Stated goal 1: Using the post about the Rally chart, decide whether each statement agrees with it: (a) projects using #Noestimates make up 3% of the total population; (b) the author's copy of How to Lie With Statistics is a paperback; (c) Little's Law assumes the arriving work is Independent Identically Distributed. Answer yes or no for each, quoting the deciding words of the post.

Passage shown:

———

Today the Rally chart reappeared. This chart is from "The Impact of Agile Quantified."
This chart shows a performance index. But, a VERY critical caveat of the report is...
The findings in this document are extracted by looking for correlations between decisions or behaviors (keeping teams stable, setting your team sizes to between five and nine, keeping your work in process— WiP—low, etc.) and outcomes as measured by the dimensions of the SDPI. As long as the correlations meet certain statistical requirements, we report them here. However, correlation does not necessarily mean causation. For example, just because we show that teams with low average WiP have one-quarter as many defects as teams with high WiP, doesn’t necessarily mean that if you lower your WiP, you’ll reduce your defect density to one-quarter of what it is now. The effect may be partially or wholly related to some other underlying mechanism.
What's missing from the chart is a critical understanding - for all the projects sampled, the chart doesn't show the probability density function for all the samples.
As well in the report, there are some other statistical errors. For example, when the responsiveness index is used, Little's Law is mentioned. Little's Law assumes that all the arriving work is I.I.D. That is Independent Identically Distributed. This is rare in software development. That would mean the effort (duration) of each job arriving in the Kanban is drawn from the same underlying probability Distribution (PDF) and each Job is Independent of the other jobs. This is the case for people arriving in line at the Bank of America to deposit checks. But not likely true for software development jobs arriving in the Kanban queue.
The next issue is Correlation is NOT Causation unless the Root Cause Analysis is done to show WHY that correlation should exist.
Another statistical issue is the chart showing #Noestimates versus other types of estimates. The Performance Index of #Noestimates in the chart above shows differences from Scrum and Lightweight Scrum
But the sample space of the total population of projects with #Noestmates as their estimating technique is only 3% of the total population. This creates a small sample size error when including those numbers in the overall assessment of impact.
How to Lie with Statistics
Let's start with a book that must be on everyone's shelf. How to Lie With Statistics, Darrell Huff, 1954. My copy is an original printing (I wasn't doing statistics in 1954, but I collect original edition math and science books. The paperback is at the bookstore). The Huff's book there are 10 ways to Lie With Statistics.
The first chart in this post has several - Sample with a Built-in Bias and Well -Chosen Average are two for starters.
But since the raw data is not available, it's not possible to tell much of anything about the first chart, other than:
- The #Noestimates sample projects are a minuscule collection from the total population.
- All the variances between each of the projects are wiped out since each of the bars doesn't have a confidence band on it.
Let's add to that a few more Statistical Processing Issues.
Spurious Relation (or Correlation) (a) A situation in which measures of two or more variables are statistically related (they cover) but are not in fact causally linked—usually because the statistical relation is caused by a third variable. When the effects of the third variable are removed, they are said to have been partialed out.
But This is Not the Core Problem
The real problem is that without the raw data (ignoring for the moment the disparate sample sizes in the second chart), the variances in this data cannot be determined. The chart (top chart) shows a number for predictability for No Estimates and a similar number for predictability for Light Weight Scrum. They look pretty close. Maybe 11 to 12 for No Estimates and maybe something less than 15 for Light Weight Scrum, say 13.

———

Stated goal 2: Gather every line of the rows below that contains the string "OzoneModeler", matching case exactly.

———

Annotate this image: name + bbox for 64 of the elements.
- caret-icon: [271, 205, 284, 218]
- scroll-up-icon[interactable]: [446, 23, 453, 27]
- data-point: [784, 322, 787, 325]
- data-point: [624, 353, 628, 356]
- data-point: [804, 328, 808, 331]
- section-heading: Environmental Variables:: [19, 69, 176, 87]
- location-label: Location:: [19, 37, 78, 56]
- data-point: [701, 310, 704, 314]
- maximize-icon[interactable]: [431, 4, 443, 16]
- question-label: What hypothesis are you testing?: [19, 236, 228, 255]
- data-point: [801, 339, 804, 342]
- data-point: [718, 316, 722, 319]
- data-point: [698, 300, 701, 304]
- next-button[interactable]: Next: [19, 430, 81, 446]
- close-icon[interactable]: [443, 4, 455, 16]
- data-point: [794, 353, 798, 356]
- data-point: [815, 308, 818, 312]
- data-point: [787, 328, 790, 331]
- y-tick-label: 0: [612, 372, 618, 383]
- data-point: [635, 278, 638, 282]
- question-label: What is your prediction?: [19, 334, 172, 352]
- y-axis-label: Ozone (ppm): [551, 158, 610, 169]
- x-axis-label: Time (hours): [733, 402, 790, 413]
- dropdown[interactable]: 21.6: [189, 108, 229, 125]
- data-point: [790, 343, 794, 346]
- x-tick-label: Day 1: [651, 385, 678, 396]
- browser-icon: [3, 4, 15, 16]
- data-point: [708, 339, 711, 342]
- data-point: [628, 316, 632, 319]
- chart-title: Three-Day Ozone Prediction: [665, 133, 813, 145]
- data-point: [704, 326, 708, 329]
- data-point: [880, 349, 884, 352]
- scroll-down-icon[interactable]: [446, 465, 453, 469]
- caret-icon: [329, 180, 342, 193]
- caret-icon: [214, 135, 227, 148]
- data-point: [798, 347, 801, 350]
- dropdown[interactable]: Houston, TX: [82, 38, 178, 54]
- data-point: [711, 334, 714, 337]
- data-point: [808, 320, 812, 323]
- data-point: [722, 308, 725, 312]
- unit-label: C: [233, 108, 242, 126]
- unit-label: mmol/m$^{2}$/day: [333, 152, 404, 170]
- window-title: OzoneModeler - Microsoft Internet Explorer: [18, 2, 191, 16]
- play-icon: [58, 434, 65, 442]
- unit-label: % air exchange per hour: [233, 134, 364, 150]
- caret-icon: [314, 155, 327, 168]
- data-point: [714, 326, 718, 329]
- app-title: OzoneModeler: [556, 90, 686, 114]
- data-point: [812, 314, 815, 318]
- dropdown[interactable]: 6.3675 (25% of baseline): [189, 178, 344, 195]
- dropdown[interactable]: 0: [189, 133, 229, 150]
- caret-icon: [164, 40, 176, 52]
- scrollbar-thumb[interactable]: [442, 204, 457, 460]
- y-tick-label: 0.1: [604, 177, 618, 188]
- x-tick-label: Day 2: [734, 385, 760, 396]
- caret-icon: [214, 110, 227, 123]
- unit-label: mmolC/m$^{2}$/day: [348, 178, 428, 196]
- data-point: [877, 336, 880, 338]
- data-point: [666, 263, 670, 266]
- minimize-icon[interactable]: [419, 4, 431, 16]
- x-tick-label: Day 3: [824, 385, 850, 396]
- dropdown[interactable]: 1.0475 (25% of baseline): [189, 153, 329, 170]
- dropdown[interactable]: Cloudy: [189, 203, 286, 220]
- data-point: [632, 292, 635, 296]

———

Complete response 1:
(a) Yes: "the sample space of the total population of projects with #Noestmates as their estimating technique is only 3% of the total population."
(b) No: "My copy is an original printing"
(c) Yes: "Little's Law assumes that all the arriving work is I.I.D. That is Independent Identically Distributed."

Complete response 2:
- window-title: OzoneModeler - Microsoft Internet Explorer: [18, 2, 191, 16]
- app-title: OzoneModeler: [556, 90, 686, 114]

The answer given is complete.